◆ PROVIDED MATERIAL ◆
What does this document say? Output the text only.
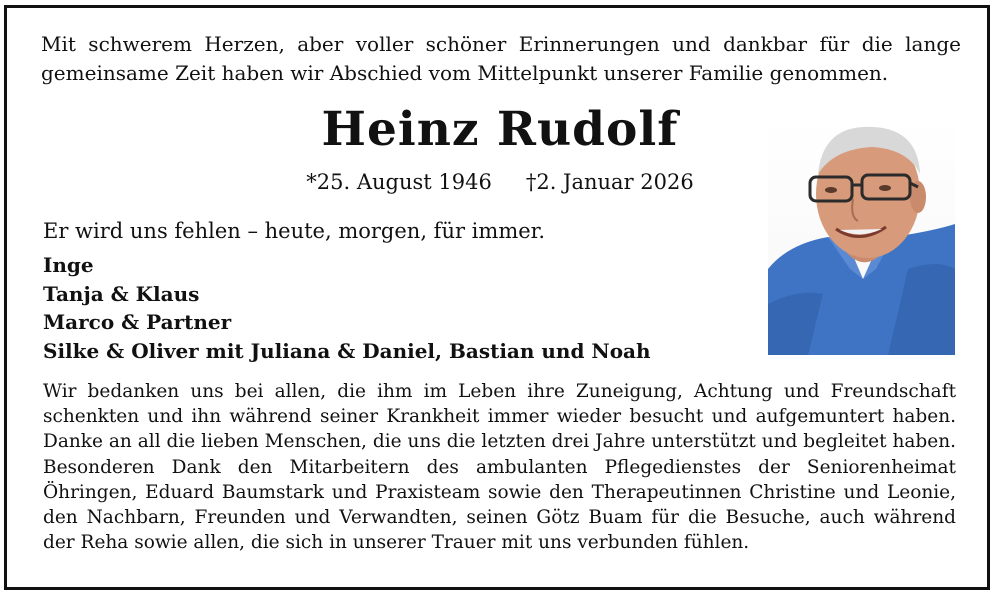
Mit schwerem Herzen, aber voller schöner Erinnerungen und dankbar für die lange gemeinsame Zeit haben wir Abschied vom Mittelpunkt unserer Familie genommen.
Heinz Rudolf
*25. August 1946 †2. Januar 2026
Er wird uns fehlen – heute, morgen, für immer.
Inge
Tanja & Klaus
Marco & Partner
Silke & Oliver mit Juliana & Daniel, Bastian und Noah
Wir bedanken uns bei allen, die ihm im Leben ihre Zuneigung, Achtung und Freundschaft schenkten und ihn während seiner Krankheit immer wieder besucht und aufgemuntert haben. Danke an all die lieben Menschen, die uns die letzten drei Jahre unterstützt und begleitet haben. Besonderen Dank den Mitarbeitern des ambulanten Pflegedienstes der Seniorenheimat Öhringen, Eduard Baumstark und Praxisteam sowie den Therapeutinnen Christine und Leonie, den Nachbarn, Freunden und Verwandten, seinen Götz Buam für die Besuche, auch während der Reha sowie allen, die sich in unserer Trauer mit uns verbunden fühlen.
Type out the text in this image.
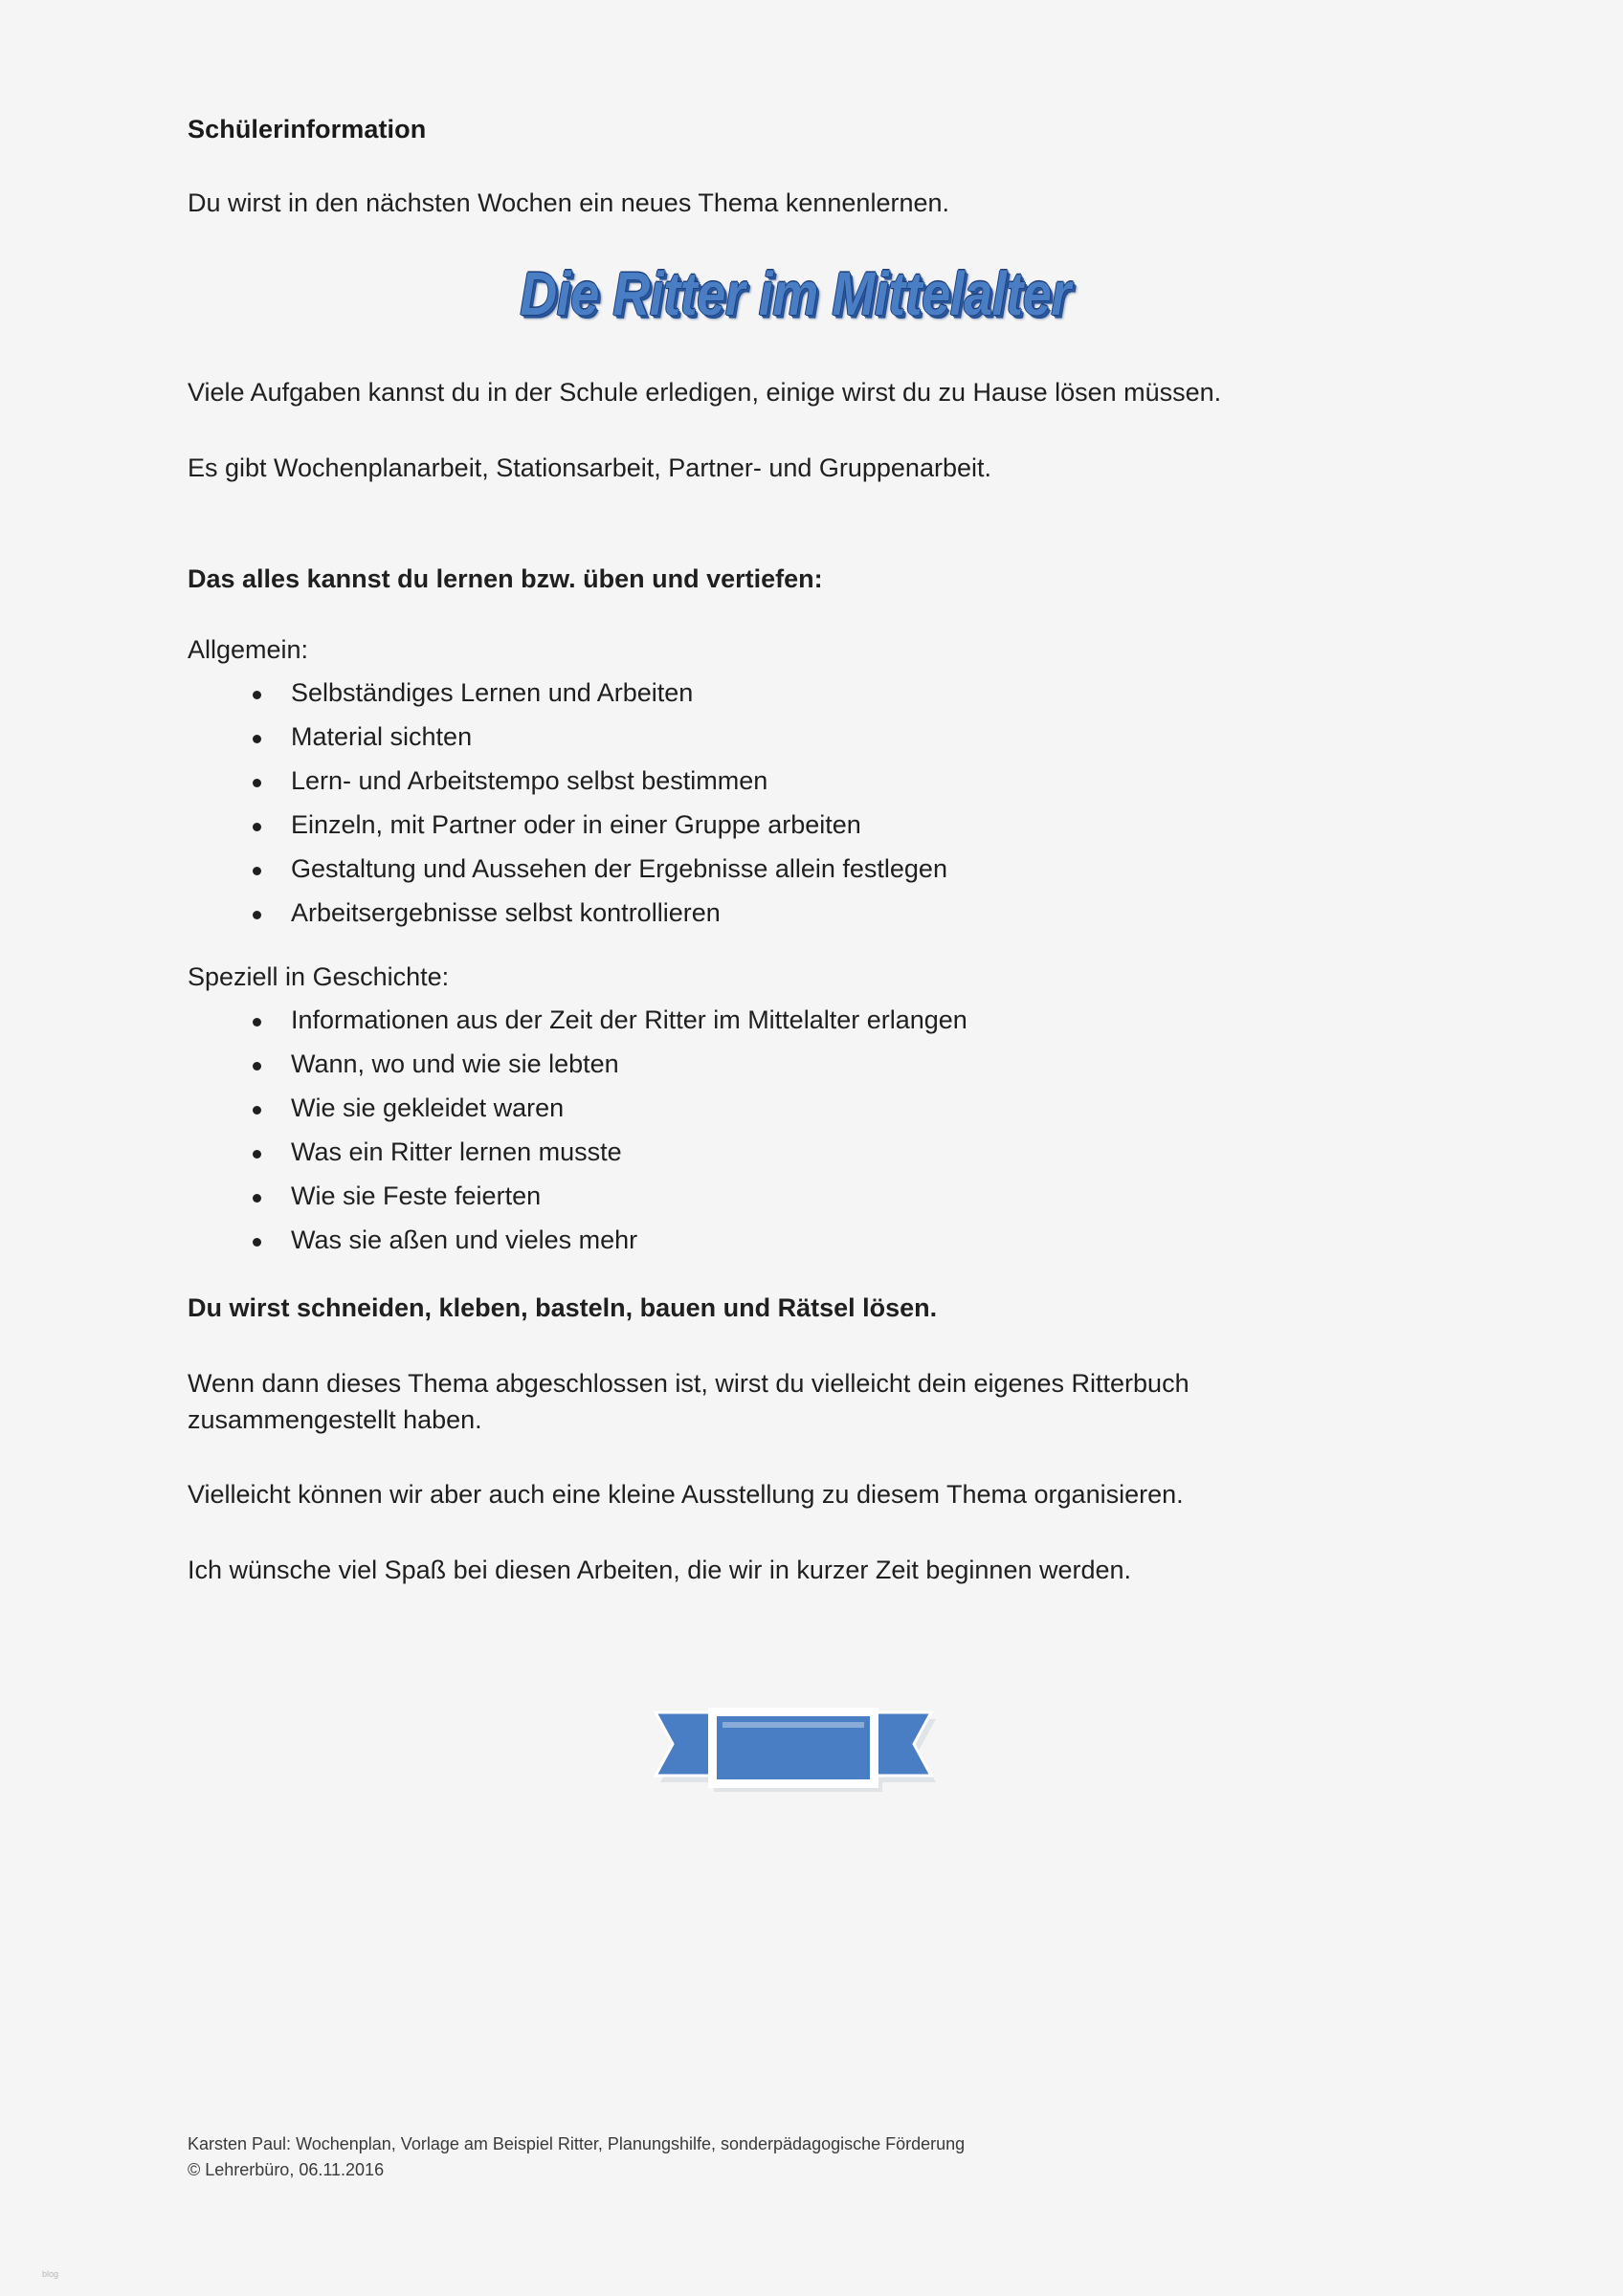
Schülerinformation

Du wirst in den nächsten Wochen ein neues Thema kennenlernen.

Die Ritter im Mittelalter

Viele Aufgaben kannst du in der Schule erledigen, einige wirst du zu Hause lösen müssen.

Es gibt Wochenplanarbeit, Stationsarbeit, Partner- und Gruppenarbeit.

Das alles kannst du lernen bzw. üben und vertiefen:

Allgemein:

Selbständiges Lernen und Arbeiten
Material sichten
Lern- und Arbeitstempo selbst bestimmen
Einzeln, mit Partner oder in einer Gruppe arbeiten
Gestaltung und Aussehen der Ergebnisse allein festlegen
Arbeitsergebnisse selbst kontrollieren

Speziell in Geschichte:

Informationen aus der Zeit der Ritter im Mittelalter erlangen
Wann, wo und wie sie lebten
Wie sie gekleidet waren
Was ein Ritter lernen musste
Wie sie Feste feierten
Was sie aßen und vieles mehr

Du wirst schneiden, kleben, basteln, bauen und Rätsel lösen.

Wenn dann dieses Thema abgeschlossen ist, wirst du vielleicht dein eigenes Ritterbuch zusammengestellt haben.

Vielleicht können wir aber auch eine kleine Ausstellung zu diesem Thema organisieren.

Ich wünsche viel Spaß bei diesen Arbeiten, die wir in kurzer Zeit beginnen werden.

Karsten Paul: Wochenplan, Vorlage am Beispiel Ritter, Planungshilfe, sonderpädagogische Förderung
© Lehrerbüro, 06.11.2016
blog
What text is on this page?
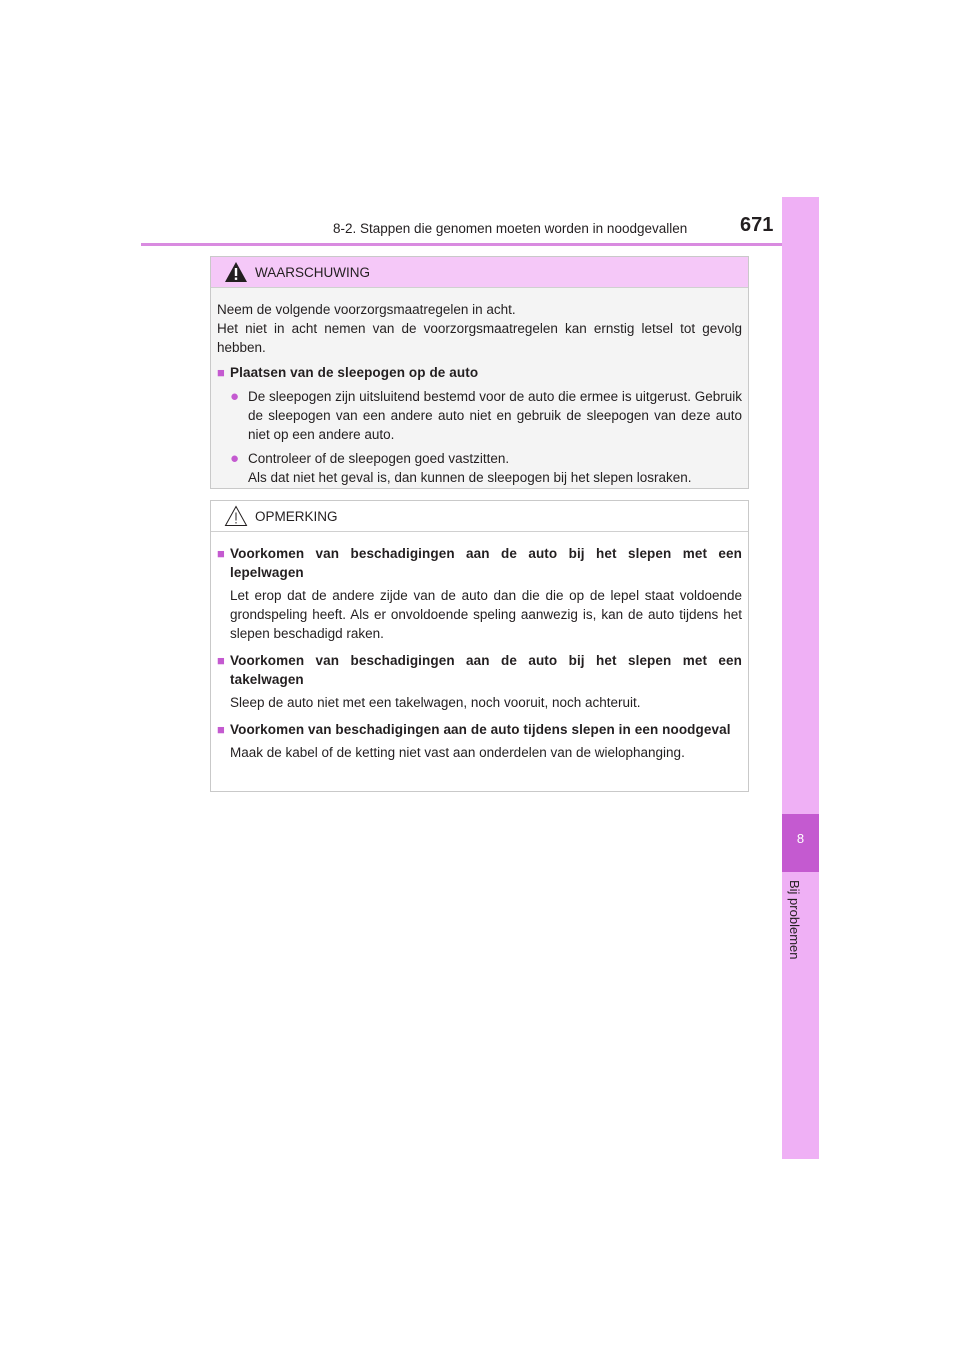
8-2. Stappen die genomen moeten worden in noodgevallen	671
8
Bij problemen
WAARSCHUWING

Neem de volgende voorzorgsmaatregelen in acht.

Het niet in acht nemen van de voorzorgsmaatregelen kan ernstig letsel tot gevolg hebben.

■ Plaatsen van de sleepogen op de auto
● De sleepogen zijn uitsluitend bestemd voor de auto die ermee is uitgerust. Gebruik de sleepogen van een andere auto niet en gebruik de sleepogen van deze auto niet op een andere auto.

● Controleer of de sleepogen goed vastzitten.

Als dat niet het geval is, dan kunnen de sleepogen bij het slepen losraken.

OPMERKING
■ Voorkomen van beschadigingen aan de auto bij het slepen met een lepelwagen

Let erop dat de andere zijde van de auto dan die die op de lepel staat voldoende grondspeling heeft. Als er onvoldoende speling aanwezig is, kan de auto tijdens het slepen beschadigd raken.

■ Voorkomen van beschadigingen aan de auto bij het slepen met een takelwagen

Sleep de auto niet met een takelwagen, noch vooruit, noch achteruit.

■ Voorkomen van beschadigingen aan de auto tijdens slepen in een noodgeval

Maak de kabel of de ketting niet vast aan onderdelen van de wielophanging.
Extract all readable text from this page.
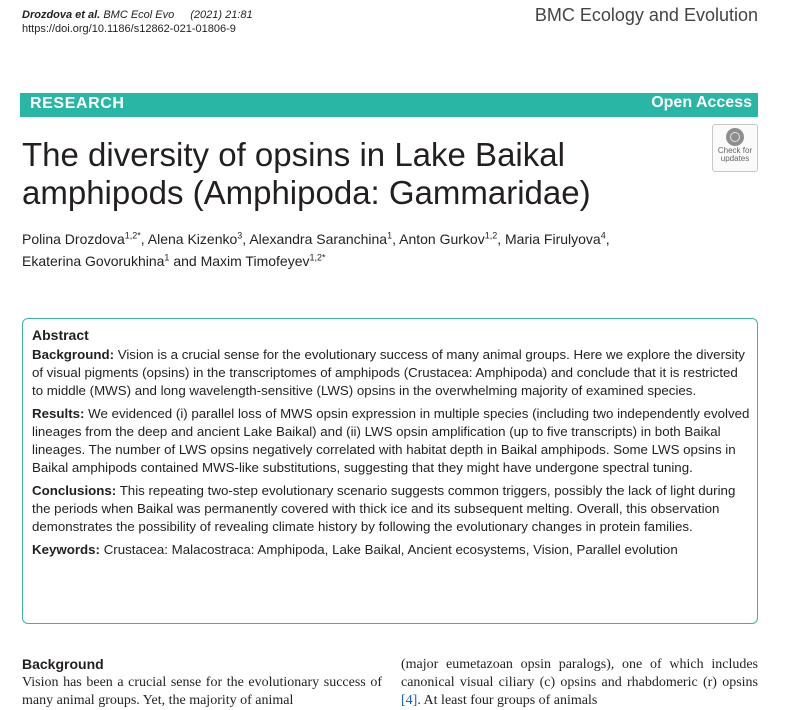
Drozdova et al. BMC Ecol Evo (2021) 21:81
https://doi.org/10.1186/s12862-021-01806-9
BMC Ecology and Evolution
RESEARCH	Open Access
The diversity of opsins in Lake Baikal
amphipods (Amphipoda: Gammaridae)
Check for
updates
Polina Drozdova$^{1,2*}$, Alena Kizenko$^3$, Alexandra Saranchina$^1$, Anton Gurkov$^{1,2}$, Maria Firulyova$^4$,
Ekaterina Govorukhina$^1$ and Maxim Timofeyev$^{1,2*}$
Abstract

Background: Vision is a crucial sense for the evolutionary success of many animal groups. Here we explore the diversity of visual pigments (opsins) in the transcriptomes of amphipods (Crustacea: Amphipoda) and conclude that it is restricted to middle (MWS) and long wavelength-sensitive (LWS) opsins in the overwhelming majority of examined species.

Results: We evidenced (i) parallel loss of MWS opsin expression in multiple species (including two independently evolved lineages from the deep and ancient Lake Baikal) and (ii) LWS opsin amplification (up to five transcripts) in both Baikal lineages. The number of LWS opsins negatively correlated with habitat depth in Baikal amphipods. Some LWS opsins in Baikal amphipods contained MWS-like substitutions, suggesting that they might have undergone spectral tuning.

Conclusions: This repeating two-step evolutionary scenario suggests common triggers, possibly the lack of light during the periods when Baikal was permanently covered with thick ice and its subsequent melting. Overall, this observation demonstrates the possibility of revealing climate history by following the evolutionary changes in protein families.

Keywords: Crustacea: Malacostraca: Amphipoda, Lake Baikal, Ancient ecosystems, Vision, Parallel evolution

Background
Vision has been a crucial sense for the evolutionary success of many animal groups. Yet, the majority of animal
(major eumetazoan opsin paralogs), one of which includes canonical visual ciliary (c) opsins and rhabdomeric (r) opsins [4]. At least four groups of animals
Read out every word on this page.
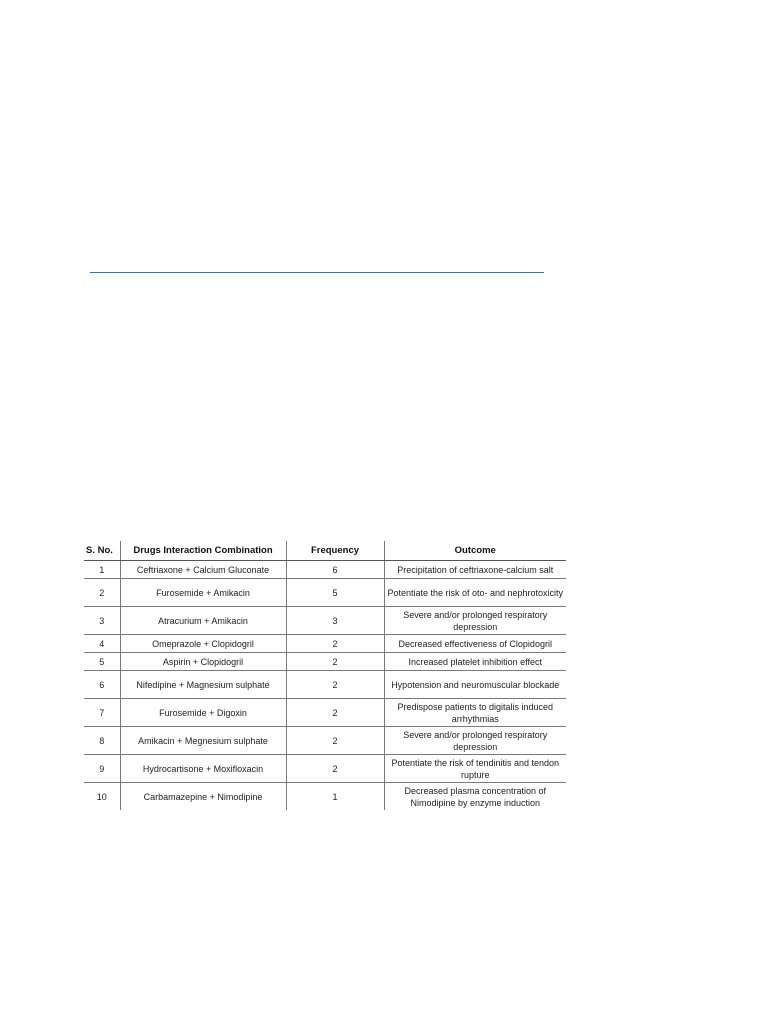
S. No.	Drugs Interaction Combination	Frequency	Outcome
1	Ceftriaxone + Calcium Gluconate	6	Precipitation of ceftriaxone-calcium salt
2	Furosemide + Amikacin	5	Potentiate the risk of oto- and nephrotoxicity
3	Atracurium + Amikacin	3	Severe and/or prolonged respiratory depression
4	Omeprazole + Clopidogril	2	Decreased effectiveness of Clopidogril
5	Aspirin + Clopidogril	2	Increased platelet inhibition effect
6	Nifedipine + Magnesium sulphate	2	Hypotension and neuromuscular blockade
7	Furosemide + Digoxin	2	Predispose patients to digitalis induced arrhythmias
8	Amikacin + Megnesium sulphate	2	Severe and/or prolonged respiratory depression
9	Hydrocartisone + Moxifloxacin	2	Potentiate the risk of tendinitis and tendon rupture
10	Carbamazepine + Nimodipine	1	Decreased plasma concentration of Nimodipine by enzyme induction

◆ TASK INSTRUCTIONS ◆
Starting at the line that contains "Read out every word on this page.", write out every line through the end of the entries, both ends included, without any pictures.

◆ RESPONSE TO THIS EXERCISE ◆
Read out every word on this page.
S. No.	Drugs Interaction Combination	Frequency	Outcome
1	Ceftriaxone + Calcium Gluconate	6	Precipitation of ceftriaxone-calcium salt
2	Furosemide + Amikacin	5	Potentiate the risk of oto- and nephrotoxicity
3	Atracurium + Amikacin	3	Severe and/or prolonged respiratory depression
4	Omeprazole + Clopidogril	2	Decreased effectiveness of Clopidogril
5	Aspirin + Clopidogril	2	Increased platelet inhibition effect
6	Nifedipine + Magnesium sulphate	2	Hypotension and neuromuscular blockade
7	Furosemide + Digoxin	2	Predispose patients to digitalis induced arrhythmias
8	Amikacin + Megnesium sulphate	2	Severe and/or prolonged respiratory depression
9	Hydrocartisone + Moxifloxacin	2	Potentiate the risk of tendinitis and tendon rupture
10	Carbamazepine + Nimodipine	1	Decreased plasma concentration of Nimodipine by enzyme induction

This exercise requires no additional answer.